- Records from a dataset -
## BEGIN
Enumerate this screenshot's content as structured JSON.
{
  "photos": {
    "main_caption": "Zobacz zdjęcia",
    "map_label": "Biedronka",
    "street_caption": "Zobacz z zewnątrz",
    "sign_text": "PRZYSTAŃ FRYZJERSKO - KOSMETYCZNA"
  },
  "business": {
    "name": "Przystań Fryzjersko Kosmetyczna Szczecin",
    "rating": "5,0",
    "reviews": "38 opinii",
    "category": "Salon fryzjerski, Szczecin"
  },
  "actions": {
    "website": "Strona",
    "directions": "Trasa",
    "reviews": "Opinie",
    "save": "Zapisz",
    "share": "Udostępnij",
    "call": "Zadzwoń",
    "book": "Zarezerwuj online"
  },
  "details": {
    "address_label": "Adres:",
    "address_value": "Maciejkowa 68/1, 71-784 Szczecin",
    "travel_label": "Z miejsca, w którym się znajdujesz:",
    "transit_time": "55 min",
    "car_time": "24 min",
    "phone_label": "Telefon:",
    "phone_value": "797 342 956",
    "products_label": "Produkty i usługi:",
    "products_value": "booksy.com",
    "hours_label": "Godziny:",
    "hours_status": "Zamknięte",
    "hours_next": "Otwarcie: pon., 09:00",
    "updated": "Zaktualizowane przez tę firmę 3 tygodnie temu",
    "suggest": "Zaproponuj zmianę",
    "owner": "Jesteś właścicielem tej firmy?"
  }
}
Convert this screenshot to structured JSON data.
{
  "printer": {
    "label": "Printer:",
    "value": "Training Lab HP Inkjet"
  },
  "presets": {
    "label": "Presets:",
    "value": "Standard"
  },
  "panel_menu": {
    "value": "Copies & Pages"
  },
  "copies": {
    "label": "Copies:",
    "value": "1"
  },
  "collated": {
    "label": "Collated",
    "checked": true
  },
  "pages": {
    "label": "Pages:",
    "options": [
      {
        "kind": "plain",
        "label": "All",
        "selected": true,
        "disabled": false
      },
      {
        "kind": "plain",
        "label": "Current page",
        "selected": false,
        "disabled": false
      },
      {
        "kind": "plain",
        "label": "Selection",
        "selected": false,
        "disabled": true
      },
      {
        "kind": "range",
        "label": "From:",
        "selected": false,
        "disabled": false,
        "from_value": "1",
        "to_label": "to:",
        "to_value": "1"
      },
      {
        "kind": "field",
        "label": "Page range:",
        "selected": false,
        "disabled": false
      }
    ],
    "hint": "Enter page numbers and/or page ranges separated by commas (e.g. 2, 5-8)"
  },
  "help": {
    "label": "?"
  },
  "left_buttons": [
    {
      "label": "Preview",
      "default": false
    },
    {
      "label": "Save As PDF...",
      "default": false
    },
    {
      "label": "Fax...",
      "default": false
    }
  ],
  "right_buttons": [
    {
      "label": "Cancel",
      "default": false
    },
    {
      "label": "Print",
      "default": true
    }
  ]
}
## END
- What to do -
Retype the data exactly as given.

- Result of the exercise -
Enumerate this screenshot's content as structured JSON.
{
  "photos": {
    "main_caption": "Zobacz zdjęcia",
    "map_label": "Biedronka",
    "street_caption": "Zobacz z zewnątrz",
    "sign_text": "PRZYSTAŃ FRYZJERSKO - KOSMETYCZNA"
  },
  "business": {
    "name": "Przystań Fryzjersko Kosmetyczna Szczecin",
    "rating": "5,0",
    "reviews": "38 opinii",
    "category": "Salon fryzjerski, Szczecin"
  },
  "actions": {
    "website": "Strona",
    "directions": "Trasa",
    "reviews": "Opinie",
    "save": "Zapisz",
    "share": "Udostępnij",
    "call": "Zadzwoń",
    "book": "Zarezerwuj online"
  },
  "details": {
    "address_label": "Adres:",
    "address_value": "Maciejkowa 68/1, 71-784 Szczecin",
    "travel_label": "Z miejsca, w którym się znajdujesz:",
    "transit_time": "55 min",
    "car_time": "24 min",
    "phone_label": "Telefon:",
    "phone_value": "797 342 956",
    "products_label": "Produkty i usługi:",
    "products_value": "booksy.com",
    "hours_label": "Godziny:",
    "hours_status": "Zamknięte",
    "hours_next": "Otwarcie: pon., 09:00",
    "updated": "Zaktualizowane przez tę firmę 3 tygodnie temu",
    "suggest": "Zaproponuj zmianę",
    "owner": "Jesteś właścicielem tej firmy?"
  }
}
Convert this screenshot to structured JSON data.
{
  "printer": {
    "label": "Printer:",
    "value": "Training Lab HP Inkjet"
  },
  "presets": {
    "label": "Presets:",
    "value": "Standard"
  },
  "panel_menu": {
    "value": "Copies & Pages"
  },
  "copies": {
    "label": "Copies:",
    "value": "1"
  },
  "collated": {
    "label": "Collated",
    "checked": true
  },
  "pages": {
    "label": "Pages:",
    "options": [
      {
        "kind": "plain",
        "label": "All",
        "selected": true,
        "disabled": false
      },
      {
        "kind": "plain",
        "label": "Current page",
        "selected": false,
        "disabled": false
      },
      {
        "kind": "plain",
        "label": "Selection",
        "selected": false,
        "disabled": true
      },
      {
        "kind": "range",
        "label": "From:",
        "selected": false,
        "disabled": false,
        "from_value": "1",
        "to_label": "to:",
        "to_value": "1"
      },
      {
        "kind": "field",
        "label": "Page range:",
        "selected": false,
        "disabled": false
      }
    ],
    "hint": "Enter page numbers and/or page ranges separated by commas (e.g. 2, 5-8)"
  },
  "help": {
    "label": "?"
  },
  "left_buttons": [
    {
      "label": "Preview",
      "default": false
    },
    {
      "label": "Save As PDF...",
      "default": false
    },
    {
      "label": "Fax...",
      "default": false
    }
  ],
  "right_buttons": [
    {
      "label": "Cancel",
      "default": false
    },
    {
      "label": "Print",
      "default": true
    }
  ]
}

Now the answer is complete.